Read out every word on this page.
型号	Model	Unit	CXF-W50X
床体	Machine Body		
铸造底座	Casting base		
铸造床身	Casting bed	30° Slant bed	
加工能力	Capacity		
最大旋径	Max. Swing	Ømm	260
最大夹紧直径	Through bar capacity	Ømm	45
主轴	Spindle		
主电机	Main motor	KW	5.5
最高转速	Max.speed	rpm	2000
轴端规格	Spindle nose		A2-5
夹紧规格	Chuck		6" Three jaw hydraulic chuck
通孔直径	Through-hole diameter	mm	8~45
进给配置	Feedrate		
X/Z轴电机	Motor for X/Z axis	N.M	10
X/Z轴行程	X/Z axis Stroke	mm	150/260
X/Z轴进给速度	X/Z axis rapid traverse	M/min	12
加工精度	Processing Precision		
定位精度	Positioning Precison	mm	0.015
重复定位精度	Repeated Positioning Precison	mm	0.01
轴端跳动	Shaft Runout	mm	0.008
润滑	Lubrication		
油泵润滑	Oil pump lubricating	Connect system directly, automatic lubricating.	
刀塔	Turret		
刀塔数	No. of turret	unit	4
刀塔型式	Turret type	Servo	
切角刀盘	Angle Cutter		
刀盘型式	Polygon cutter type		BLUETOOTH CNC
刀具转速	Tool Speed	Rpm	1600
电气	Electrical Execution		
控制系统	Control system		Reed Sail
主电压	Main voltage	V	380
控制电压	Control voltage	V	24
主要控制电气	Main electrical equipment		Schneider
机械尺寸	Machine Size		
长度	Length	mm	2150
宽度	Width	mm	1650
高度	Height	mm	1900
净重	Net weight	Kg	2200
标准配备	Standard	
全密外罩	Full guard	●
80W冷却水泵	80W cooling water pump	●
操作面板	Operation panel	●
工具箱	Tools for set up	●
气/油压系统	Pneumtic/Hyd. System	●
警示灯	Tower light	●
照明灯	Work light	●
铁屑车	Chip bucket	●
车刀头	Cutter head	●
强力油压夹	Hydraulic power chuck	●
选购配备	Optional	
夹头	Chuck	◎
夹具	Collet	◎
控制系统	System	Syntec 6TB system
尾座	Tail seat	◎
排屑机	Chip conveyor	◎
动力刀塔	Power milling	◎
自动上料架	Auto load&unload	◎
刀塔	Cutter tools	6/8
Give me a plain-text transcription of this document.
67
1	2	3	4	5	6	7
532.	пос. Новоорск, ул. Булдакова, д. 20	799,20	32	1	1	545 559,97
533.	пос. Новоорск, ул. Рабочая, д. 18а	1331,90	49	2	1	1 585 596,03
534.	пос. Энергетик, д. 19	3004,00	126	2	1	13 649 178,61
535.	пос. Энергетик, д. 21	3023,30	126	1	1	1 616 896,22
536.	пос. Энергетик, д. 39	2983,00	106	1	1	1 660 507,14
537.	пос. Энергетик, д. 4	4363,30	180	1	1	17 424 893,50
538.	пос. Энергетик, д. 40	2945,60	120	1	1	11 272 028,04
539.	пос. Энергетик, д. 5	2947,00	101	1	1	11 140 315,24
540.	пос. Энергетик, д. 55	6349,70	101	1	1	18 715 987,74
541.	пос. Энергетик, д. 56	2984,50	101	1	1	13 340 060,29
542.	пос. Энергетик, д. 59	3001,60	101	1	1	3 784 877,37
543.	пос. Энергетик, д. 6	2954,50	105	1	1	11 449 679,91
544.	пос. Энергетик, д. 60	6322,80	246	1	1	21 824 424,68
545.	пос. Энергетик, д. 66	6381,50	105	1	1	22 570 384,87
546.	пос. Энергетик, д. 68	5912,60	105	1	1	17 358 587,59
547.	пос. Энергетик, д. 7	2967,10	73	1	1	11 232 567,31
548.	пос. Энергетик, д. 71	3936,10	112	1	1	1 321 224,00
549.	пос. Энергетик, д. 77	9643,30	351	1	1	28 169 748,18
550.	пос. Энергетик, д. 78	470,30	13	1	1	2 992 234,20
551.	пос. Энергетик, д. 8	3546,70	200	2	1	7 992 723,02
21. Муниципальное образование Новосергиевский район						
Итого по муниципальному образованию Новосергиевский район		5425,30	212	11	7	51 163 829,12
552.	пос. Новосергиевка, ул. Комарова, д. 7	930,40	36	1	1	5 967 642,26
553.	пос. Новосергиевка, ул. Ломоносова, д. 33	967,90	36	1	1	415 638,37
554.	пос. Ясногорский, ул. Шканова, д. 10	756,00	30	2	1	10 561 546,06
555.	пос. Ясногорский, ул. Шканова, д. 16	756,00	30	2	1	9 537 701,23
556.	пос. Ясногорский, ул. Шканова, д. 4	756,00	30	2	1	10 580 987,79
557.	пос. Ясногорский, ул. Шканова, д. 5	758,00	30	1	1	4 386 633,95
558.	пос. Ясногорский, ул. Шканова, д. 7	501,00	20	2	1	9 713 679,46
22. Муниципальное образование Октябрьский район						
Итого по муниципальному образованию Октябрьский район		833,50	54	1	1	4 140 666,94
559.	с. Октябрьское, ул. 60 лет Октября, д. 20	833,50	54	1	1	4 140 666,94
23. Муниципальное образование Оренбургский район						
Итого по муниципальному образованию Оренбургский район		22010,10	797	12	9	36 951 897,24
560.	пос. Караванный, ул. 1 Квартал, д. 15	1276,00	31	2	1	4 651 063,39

--

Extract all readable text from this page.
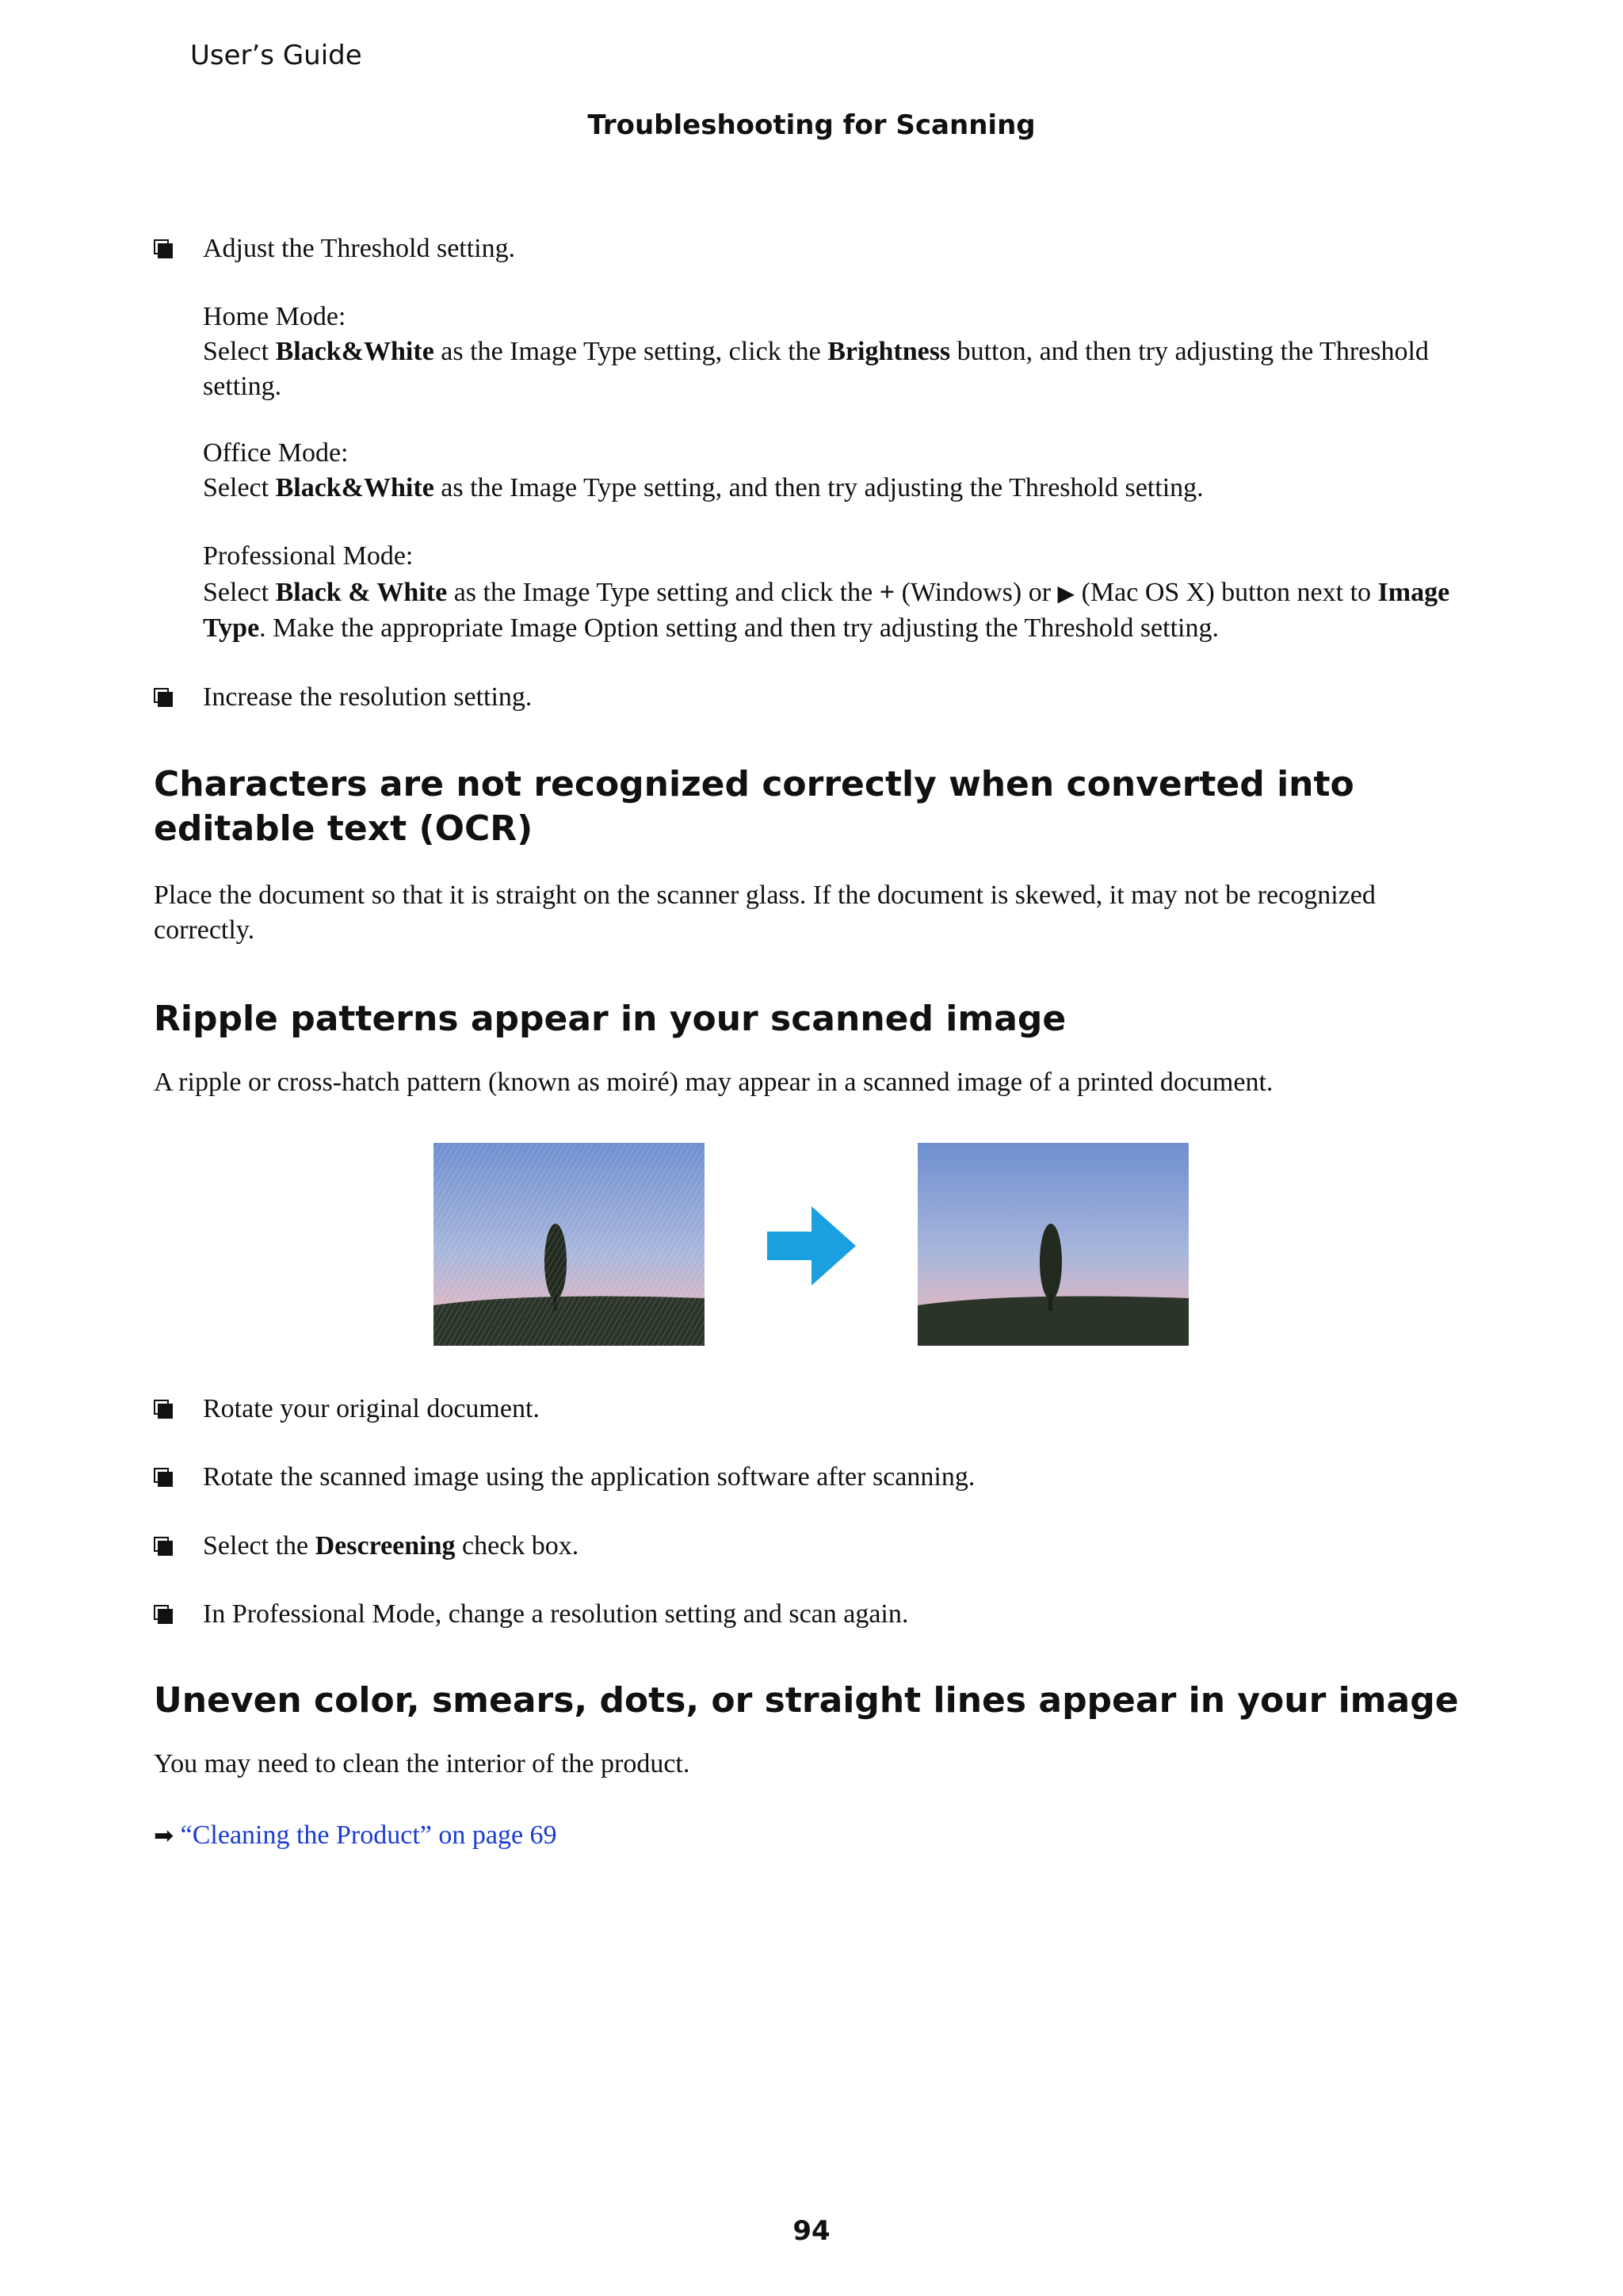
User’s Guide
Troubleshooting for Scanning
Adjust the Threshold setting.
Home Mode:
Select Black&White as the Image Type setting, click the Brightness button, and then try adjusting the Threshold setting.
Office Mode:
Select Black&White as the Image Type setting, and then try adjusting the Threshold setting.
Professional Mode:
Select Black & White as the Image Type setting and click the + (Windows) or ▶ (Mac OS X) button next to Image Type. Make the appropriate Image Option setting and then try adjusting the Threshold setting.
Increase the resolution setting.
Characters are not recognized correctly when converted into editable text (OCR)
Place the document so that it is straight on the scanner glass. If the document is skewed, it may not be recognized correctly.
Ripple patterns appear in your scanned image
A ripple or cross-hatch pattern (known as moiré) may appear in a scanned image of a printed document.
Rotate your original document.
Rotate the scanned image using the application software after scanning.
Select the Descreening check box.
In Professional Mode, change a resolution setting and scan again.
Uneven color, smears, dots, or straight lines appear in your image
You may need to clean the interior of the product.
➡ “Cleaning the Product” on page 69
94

---

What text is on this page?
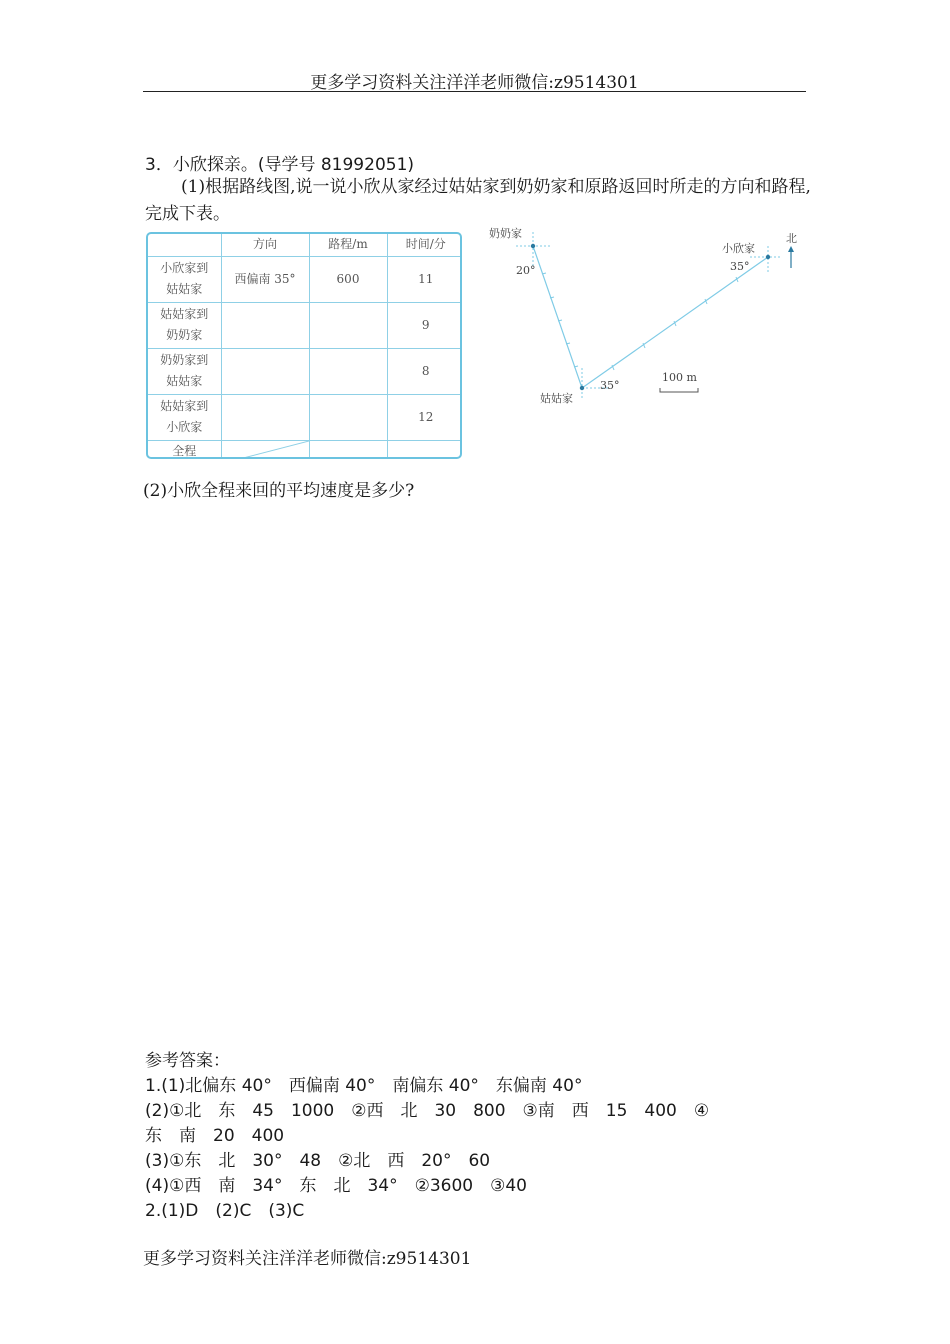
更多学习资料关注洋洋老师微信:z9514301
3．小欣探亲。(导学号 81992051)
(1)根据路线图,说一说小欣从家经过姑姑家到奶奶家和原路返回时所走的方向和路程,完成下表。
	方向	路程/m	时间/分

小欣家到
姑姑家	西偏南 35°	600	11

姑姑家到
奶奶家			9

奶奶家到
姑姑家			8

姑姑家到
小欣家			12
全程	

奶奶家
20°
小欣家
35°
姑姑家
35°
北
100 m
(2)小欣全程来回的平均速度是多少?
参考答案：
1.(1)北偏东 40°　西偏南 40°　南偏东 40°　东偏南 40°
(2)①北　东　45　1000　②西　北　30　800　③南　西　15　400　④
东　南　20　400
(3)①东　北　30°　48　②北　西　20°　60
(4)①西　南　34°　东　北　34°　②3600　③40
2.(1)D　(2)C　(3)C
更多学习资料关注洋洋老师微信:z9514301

| Given exercise |
Of the lines in the listing, how many hold the word "Main"? Nothing but the number is needed.

| Answer in full |
3